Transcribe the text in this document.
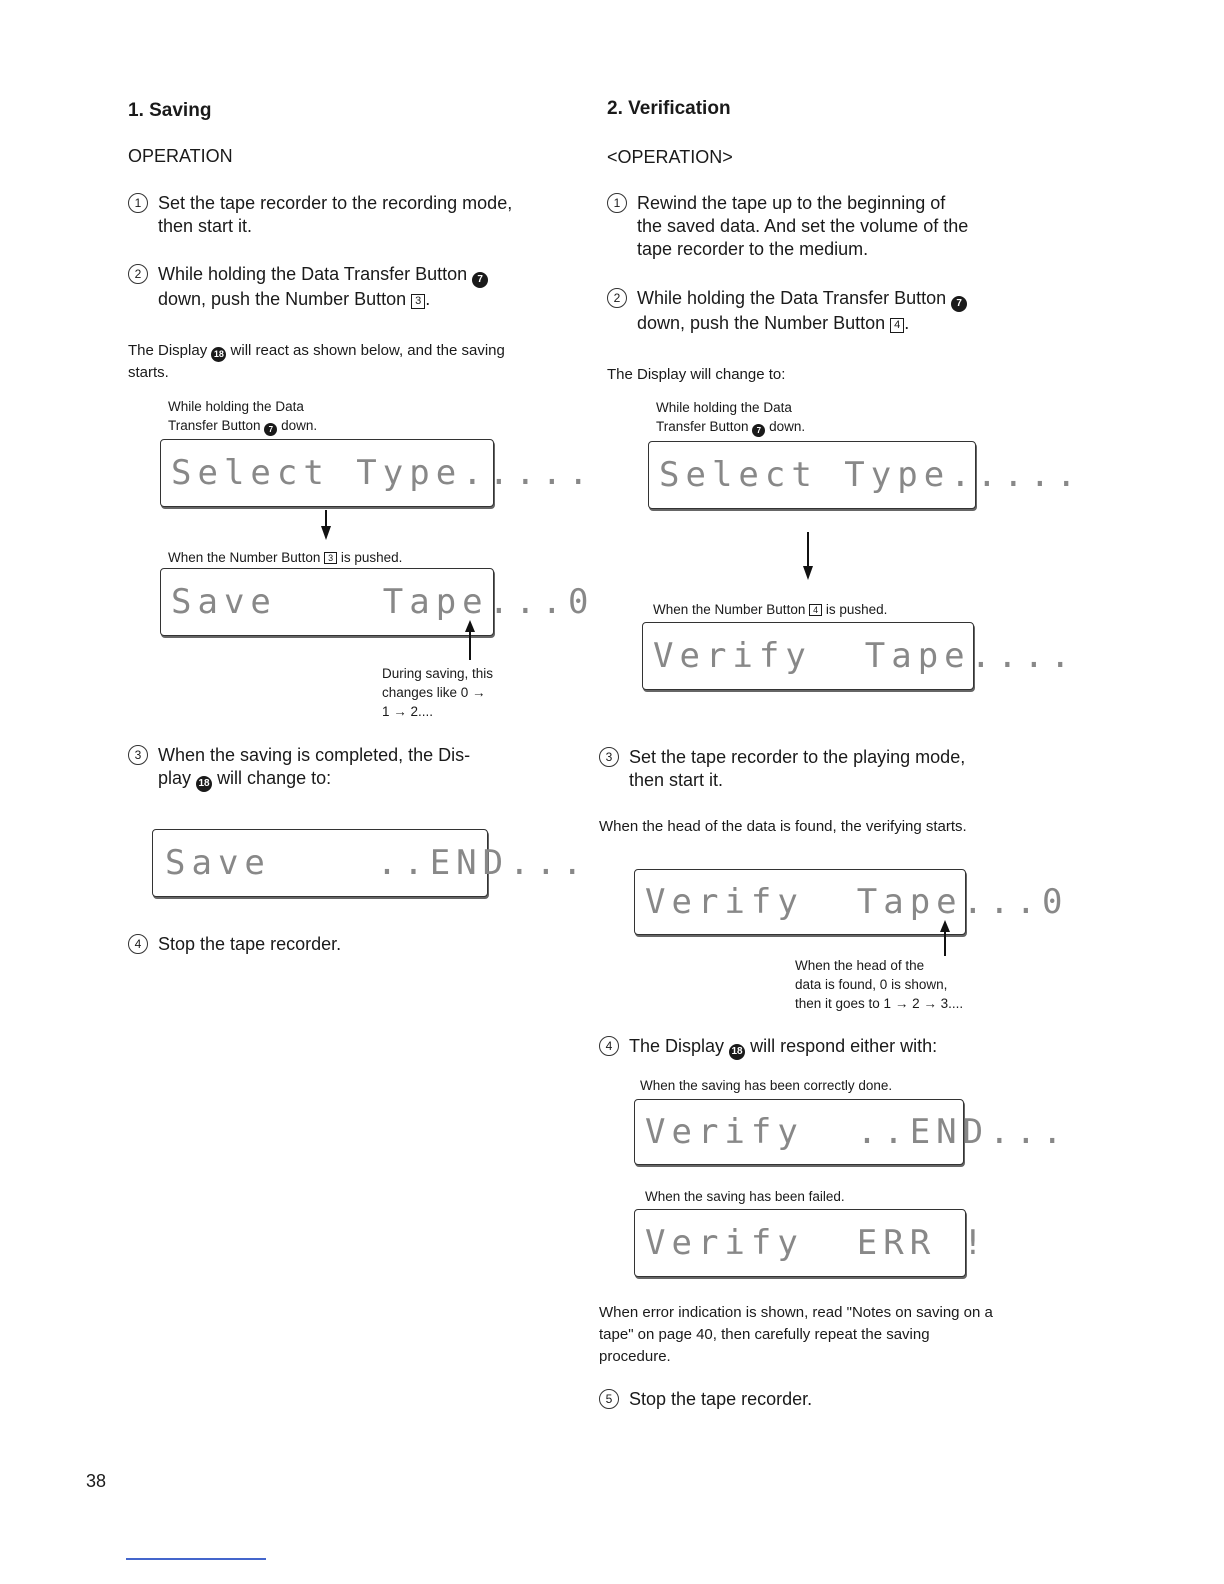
1. Saving
OPERATION
1 Set the tape recorder to the recording mode, then start it.
2 While holding the Data Transfer Button 7
down, push the Number Button 3 .
The Display 18 will react as shown below, and the saving starts.
While holding the Data
Transfer Button 7 down.
Select Type.....
When the Number Button 3 is pushed.
Save    Tape...0
During saving, this
changes like 0 →
1 → 2....
3 When the saving is completed, the Dis-
play 18 will change to:
Save    ..END...
4 Stop the tape recorder.
38
2. Verification
<OPERATION>
1 Rewind the tape up to the beginning of
the saved data. And set the volume of the
tape recorder to the medium.
2 While holding the Data Transfer Button 7
down, push the Number Button 4 .
The Display will change to:
While holding the Data
Transfer Button 7 down.
Select Type.....
When the Number Button 4 is pushed.
Verify  Tape....
3 Set the tape recorder to the playing mode,
then start it.
When the head of the data is found, the verifying starts.
Verify  Tape...0
When the head of the
data is found, 0 is shown,
then it goes to 1 → 2 → 3....
4 The Display 18 will respond either with:
When the saving has been correctly done.
Verify  ..END...
When the saving has been failed.
Verify  ERR !
When error indication is shown, read "Notes on saving on a tape" on page 40, then carefully repeat the saving procedure.
5 Stop the tape recorder.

→ Stated exercise: Output the data above without changes, apart from leaving out the pictures.

→ Reply to the exercise:
Transcribe the text in this document.
1. Saving
OPERATION
1 Set the tape recorder to the recording mode, then start it.
2 While holding the Data Transfer Button 7
down, push the Number Button 3 .
The Display 18 will react as shown below, and the saving starts.
While holding the Data
Transfer Button 7 down.
Select Type.....
When the Number Button 3 is pushed.
Save    Tape...0
During saving, this
changes like 0 →
1 → 2....
3 When the saving is completed, the Dis-
play 18 will change to:
Save    ..END...
4 Stop the tape recorder.
38
2. Verification
<OPERATION>
1 Rewind the tape up to the beginning of
the saved data. And set the volume of the
tape recorder to the medium.
2 While holding the Data Transfer Button 7
down, push the Number Button 4 .
The Display will change to:
While holding the Data
Transfer Button 7 down.
Select Type.....
When the Number Button 4 is pushed.
Verify  Tape....
3 Set the tape recorder to the playing mode,
then start it.
When the head of the data is found, the verifying starts.
Verify  Tape...0
When the head of the
data is found, 0 is shown,
then it goes to 1 → 2 → 3....
4 The Display 18 will respond either with:
When the saving has been correctly done.
Verify  ..END...
When the saving has been failed.
Verify  ERR !
When error indication is shown, read "Notes on saving on a tape" on page 40, then carefully repeat the saving procedure.
5 Stop the tape recorder.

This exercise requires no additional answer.